Dataset records
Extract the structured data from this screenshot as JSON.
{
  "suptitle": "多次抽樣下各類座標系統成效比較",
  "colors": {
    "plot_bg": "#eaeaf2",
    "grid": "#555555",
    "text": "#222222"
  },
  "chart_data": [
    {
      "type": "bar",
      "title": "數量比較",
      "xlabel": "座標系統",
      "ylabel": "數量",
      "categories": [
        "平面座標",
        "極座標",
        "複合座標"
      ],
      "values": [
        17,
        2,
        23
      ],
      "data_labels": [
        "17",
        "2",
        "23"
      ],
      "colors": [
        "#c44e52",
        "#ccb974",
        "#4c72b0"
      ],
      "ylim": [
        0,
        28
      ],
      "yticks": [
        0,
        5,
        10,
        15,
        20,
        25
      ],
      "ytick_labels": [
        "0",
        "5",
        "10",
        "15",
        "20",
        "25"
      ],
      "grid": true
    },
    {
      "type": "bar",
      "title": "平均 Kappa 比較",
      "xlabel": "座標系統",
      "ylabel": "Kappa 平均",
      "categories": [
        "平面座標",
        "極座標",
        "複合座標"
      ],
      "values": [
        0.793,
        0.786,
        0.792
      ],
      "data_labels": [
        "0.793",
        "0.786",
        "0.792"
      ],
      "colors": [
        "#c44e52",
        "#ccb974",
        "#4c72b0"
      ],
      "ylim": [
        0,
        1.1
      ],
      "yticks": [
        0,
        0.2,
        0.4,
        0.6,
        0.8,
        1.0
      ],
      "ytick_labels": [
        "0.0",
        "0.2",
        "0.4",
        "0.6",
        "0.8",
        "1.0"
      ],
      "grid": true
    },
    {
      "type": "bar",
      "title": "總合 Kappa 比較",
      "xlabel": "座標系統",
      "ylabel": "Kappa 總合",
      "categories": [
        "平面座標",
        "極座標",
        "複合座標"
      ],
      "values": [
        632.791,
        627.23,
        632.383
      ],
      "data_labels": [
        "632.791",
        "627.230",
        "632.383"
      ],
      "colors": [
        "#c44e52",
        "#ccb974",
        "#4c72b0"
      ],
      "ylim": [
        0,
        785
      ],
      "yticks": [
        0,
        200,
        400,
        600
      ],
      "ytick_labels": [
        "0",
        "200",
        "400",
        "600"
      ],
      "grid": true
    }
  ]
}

» Given request
Copy out the whole listing exactly as written.

» Task answer
Extract the structured data from this screenshot as JSON.
{
  "suptitle": "多次抽樣下各類座標系統成效比較",
  "colors": {
    "plot_bg": "#eaeaf2",
    "grid": "#555555",
    "text": "#222222"
  },
  "chart_data": [
    {
      "type": "bar",
      "title": "數量比較",
      "xlabel": "座標系統",
      "ylabel": "數量",
      "categories": [
        "平面座標",
        "極座標",
        "複合座標"
      ],
      "values": [
        17,
        2,
        23
      ],
      "data_labels": [
        "17",
        "2",
        "23"
      ],
      "colors": [
        "#c44e52",
        "#ccb974",
        "#4c72b0"
      ],
      "ylim": [
        0,
        28
      ],
      "yticks": [
        0,
        5,
        10,
        15,
        20,
        25
      ],
      "ytick_labels": [
        "0",
        "5",
        "10",
        "15",
        "20",
        "25"
      ],
      "grid": true
    },
    {
      "type": "bar",
      "title": "平均 Kappa 比較",
      "xlabel": "座標系統",
      "ylabel": "Kappa 平均",
      "categories": [
        "平面座標",
        "極座標",
        "複合座標"
      ],
      "values": [
        0.793,
        0.786,
        0.792
      ],
      "data_labels": [
        "0.793",
        "0.786",
        "0.792"
      ],
      "colors": [
        "#c44e52",
        "#ccb974",
        "#4c72b0"
      ],
      "ylim": [
        0,
        1.1
      ],
      "yticks": [
        0,
        0.2,
        0.4,
        0.6,
        0.8,
        1.0
      ],
      "ytick_labels": [
        "0.0",
        "0.2",
        "0.4",
        "0.6",
        "0.8",
        "1.0"
      ],
      "grid": true
    },
    {
      "type": "bar",
      "title": "總合 Kappa 比較",
      "xlabel": "座標系統",
      "ylabel": "Kappa 總合",
      "categories": [
        "平面座標",
        "極座標",
        "複合座標"
      ],
      "values": [
        632.791,
        627.23,
        632.383
      ],
      "data_labels": [
        "632.791",
        "627.230",
        "632.383"
      ],
      "colors": [
        "#c44e52",
        "#ccb974",
        "#4c72b0"
      ],
      "ylim": [
        0,
        785
      ],
      "yticks": [
        0,
        200,
        400,
        600
      ],
      "ytick_labels": [
        "0",
        "200",
        "400",
        "600"
      ],
      "grid": true
    }
  ]
}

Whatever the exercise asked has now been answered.